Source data
────────────────────
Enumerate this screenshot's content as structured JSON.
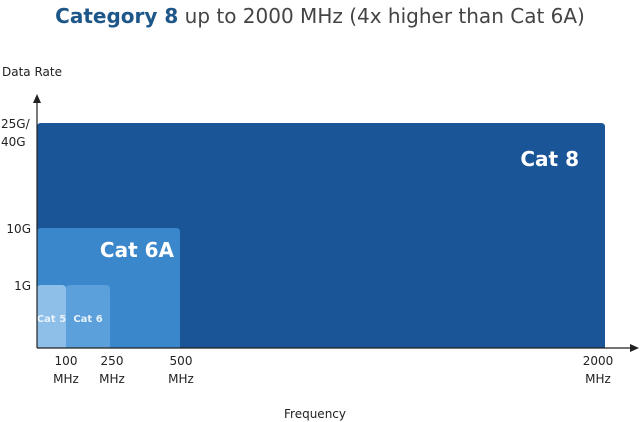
{
  "chart_data": {
    "type": "bar",
    "title_bold": "Category 8",
    "title_rest": " up to 2000 MHz (4x higher than Cat 6A)",
    "ylabel": "Data Rate",
    "xlabel": "Frequency",
    "x_ticks": [
      {
        "value": 100,
        "line1": "100",
        "line2": "MHz"
      },
      {
        "value": 250,
        "line1": "250",
        "line2": "MHz"
      },
      {
        "value": 500,
        "line1": "500",
        "line2": "MHz"
      },
      {
        "value": 2000,
        "line1": "2000",
        "line2": "MHz"
      }
    ],
    "y_ticks": [
      {
        "value": "1G",
        "line1": "1G",
        "line2": ""
      },
      {
        "value": "10G",
        "line1": "10G",
        "line2": ""
      },
      {
        "value": "25G/40G",
        "line1": "25G/",
        "line2": "40G"
      }
    ],
    "series": [
      {
        "name": "Cat 8",
        "frequency_mhz": 2000,
        "data_rate": "25G/40G",
        "color": "#1a5598"
      },
      {
        "name": "Cat 6A",
        "frequency_mhz": 500,
        "data_rate": "10G",
        "color": "#3a87cb"
      },
      {
        "name": "Cat 6",
        "frequency_mhz": 250,
        "data_rate": "1G",
        "color": "#5ba0da"
      },
      {
        "name": "Cat 5",
        "frequency_mhz": 100,
        "data_rate": "1G",
        "color": "#8dbfe9"
      }
    ]
  }
}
────────────────────
YOUR OBJECTIVE >> Images do not belong in the copy; reproduce all other parts of the records above verbatim.

FULL SOLUTION >>
Enumerate this screenshot's content as structured JSON.
{
  "chart_data": {
    "type": "bar",
    "title_bold": "Category 8",
    "title_rest": " up to 2000 MHz (4x higher than Cat 6A)",
    "ylabel": "Data Rate",
    "xlabel": "Frequency",
    "x_ticks": [
      {
        "value": 100,
        "line1": "100",
        "line2": "MHz"
      },
      {
        "value": 250,
        "line1": "250",
        "line2": "MHz"
      },
      {
        "value": 500,
        "line1": "500",
        "line2": "MHz"
      },
      {
        "value": 2000,
        "line1": "2000",
        "line2": "MHz"
      }
    ],
    "y_ticks": [
      {
        "value": "1G",
        "line1": "1G",
        "line2": ""
      },
      {
        "value": "10G",
        "line1": "10G",
        "line2": ""
      },
      {
        "value": "25G/40G",
        "line1": "25G/",
        "line2": "40G"
      }
    ],
    "series": [
      {
        "name": "Cat 8",
        "frequency_mhz": 2000,
        "data_rate": "25G/40G",
        "color": "#1a5598"
      },
      {
        "name": "Cat 6A",
        "frequency_mhz": 500,
        "data_rate": "10G",
        "color": "#3a87cb"
      },
      {
        "name": "Cat 6",
        "frequency_mhz": 250,
        "data_rate": "1G",
        "color": "#5ba0da"
      },
      {
        "name": "Cat 5",
        "frequency_mhz": 100,
        "data_rate": "1G",
        "color": "#8dbfe9"
      }
    ]
  }
}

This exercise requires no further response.